**Task goal**
How many lines in the records below contain the string "ratg"? Reply with the number alone.
_ _ _
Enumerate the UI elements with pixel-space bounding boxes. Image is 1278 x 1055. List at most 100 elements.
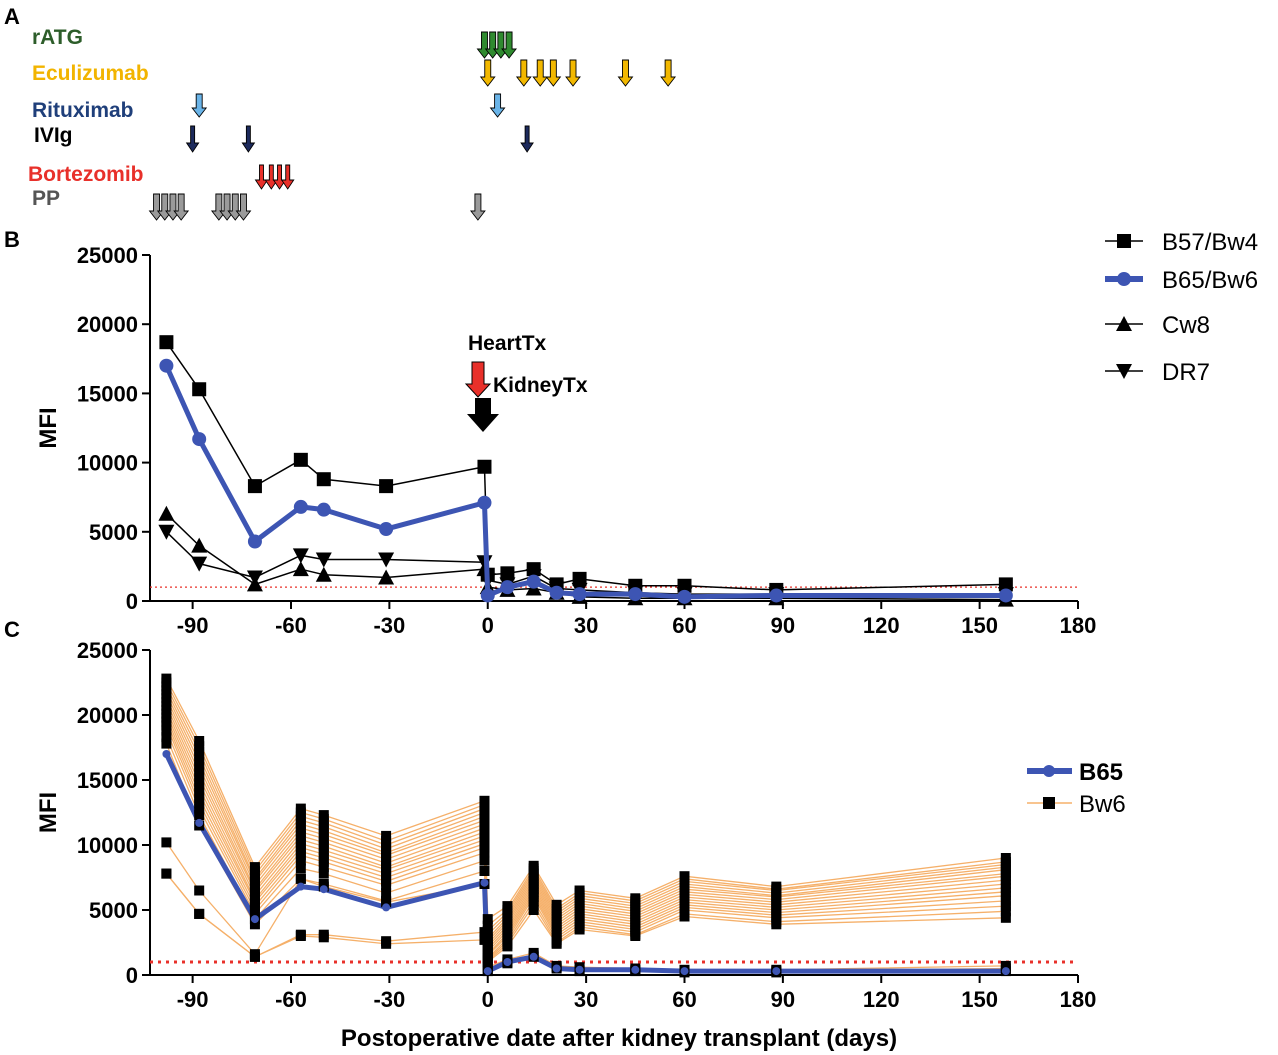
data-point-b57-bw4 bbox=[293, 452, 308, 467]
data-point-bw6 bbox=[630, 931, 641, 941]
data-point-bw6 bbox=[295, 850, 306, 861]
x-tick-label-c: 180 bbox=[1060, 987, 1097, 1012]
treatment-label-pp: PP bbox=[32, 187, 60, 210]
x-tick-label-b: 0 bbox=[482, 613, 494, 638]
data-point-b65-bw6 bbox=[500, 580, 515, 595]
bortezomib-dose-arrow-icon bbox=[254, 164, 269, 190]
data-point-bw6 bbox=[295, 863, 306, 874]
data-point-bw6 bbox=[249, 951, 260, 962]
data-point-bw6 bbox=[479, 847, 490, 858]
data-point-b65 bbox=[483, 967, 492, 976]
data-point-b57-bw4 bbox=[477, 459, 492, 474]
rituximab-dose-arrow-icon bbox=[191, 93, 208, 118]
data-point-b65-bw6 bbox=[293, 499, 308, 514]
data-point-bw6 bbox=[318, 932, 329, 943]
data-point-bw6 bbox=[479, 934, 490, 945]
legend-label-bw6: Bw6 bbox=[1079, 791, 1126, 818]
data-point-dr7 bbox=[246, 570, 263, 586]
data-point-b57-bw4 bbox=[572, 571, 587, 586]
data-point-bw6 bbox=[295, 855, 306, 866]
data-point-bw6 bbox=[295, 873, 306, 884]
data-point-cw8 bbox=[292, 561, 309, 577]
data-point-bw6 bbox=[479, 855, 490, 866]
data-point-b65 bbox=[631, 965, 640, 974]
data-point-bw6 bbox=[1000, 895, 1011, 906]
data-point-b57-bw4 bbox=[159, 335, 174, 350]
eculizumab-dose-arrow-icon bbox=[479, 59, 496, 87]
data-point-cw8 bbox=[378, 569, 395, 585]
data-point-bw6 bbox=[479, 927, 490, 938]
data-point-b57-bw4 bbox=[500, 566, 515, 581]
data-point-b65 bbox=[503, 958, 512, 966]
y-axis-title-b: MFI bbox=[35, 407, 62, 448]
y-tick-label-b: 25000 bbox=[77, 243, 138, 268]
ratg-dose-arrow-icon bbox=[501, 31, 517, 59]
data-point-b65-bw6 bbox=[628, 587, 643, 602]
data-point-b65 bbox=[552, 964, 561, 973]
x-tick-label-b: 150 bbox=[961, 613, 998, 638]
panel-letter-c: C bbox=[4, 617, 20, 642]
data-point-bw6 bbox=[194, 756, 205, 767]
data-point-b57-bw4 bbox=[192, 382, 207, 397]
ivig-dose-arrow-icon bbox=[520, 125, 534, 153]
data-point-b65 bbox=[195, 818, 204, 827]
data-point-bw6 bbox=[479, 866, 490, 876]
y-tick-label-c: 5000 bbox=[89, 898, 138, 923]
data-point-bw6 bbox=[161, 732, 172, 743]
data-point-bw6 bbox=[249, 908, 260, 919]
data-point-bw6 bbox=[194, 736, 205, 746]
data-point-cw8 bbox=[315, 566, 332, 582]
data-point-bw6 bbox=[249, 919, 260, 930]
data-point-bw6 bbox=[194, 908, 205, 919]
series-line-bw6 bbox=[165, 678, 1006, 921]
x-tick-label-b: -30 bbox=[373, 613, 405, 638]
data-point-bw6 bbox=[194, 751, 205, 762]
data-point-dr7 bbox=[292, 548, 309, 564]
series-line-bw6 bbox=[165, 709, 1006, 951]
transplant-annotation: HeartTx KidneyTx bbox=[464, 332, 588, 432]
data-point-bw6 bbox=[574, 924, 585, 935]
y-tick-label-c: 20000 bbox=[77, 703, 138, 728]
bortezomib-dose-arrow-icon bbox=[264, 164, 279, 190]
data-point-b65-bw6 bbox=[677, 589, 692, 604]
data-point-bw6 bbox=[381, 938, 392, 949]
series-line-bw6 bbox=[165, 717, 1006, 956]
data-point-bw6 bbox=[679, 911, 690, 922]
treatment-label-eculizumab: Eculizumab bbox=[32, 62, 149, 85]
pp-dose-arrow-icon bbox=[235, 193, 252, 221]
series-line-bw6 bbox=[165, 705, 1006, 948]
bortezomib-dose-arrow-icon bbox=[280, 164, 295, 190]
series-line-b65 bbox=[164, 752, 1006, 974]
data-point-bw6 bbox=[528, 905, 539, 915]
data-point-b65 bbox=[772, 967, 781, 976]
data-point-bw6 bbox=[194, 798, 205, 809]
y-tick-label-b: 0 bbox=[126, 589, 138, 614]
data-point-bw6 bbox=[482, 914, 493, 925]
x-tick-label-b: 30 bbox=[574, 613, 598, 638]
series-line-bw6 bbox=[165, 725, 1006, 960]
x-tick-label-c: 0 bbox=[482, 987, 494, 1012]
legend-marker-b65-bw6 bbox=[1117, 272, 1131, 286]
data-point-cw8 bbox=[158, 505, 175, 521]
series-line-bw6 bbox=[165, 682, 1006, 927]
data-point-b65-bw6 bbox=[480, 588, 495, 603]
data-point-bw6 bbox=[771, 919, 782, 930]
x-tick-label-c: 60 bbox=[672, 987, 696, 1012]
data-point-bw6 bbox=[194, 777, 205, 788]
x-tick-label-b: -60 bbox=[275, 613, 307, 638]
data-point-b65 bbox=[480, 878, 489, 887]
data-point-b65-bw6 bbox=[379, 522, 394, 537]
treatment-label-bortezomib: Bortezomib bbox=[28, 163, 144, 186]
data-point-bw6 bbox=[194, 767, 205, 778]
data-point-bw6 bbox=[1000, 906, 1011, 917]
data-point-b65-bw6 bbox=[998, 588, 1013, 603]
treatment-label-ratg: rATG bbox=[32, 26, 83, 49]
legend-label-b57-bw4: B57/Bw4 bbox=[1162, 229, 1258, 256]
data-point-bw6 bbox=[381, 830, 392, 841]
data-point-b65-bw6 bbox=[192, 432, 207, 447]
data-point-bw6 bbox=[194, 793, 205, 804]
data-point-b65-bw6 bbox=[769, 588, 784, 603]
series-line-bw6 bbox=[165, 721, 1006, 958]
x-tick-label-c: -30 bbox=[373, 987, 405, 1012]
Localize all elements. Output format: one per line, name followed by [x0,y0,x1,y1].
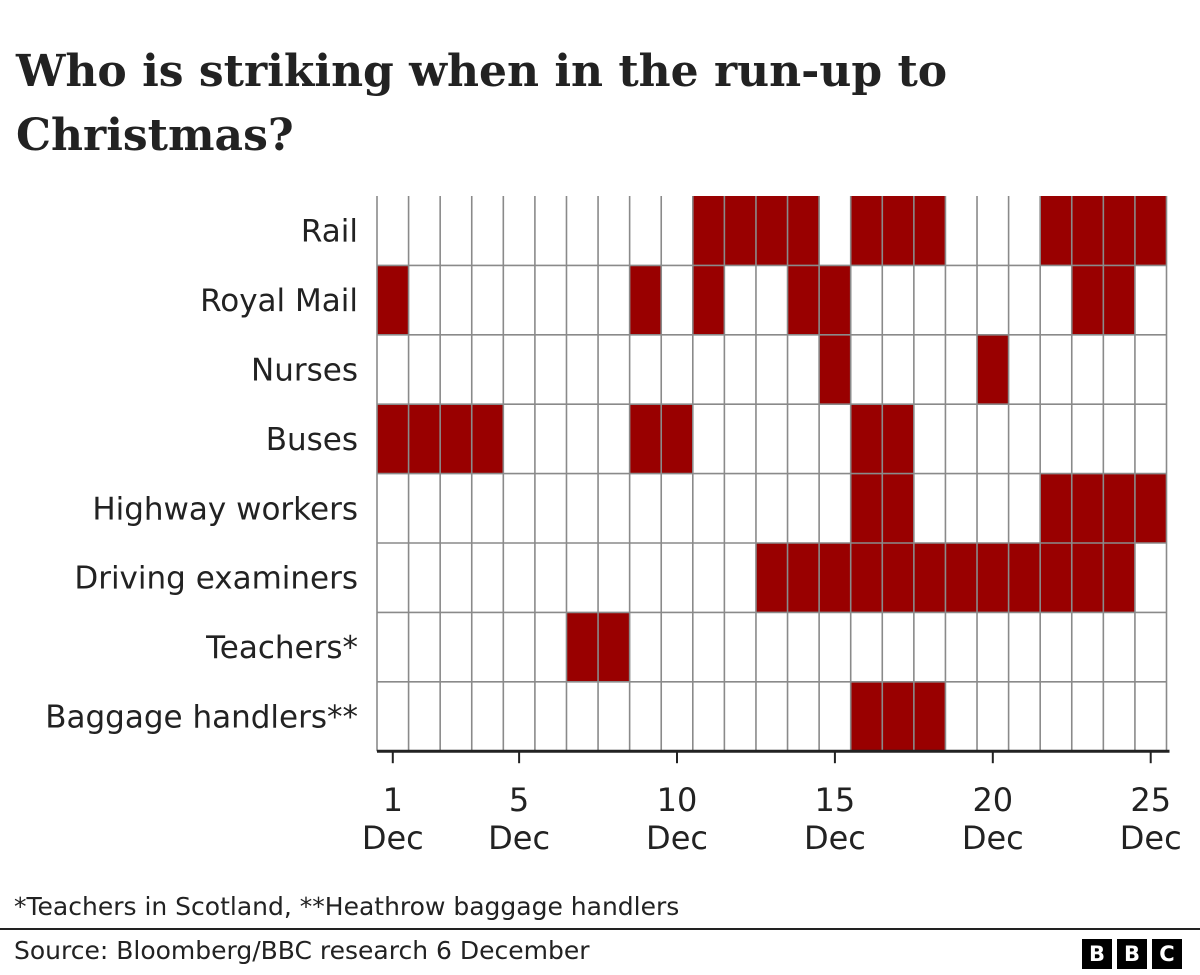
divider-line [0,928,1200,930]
_ _ _
**Answer in full**
2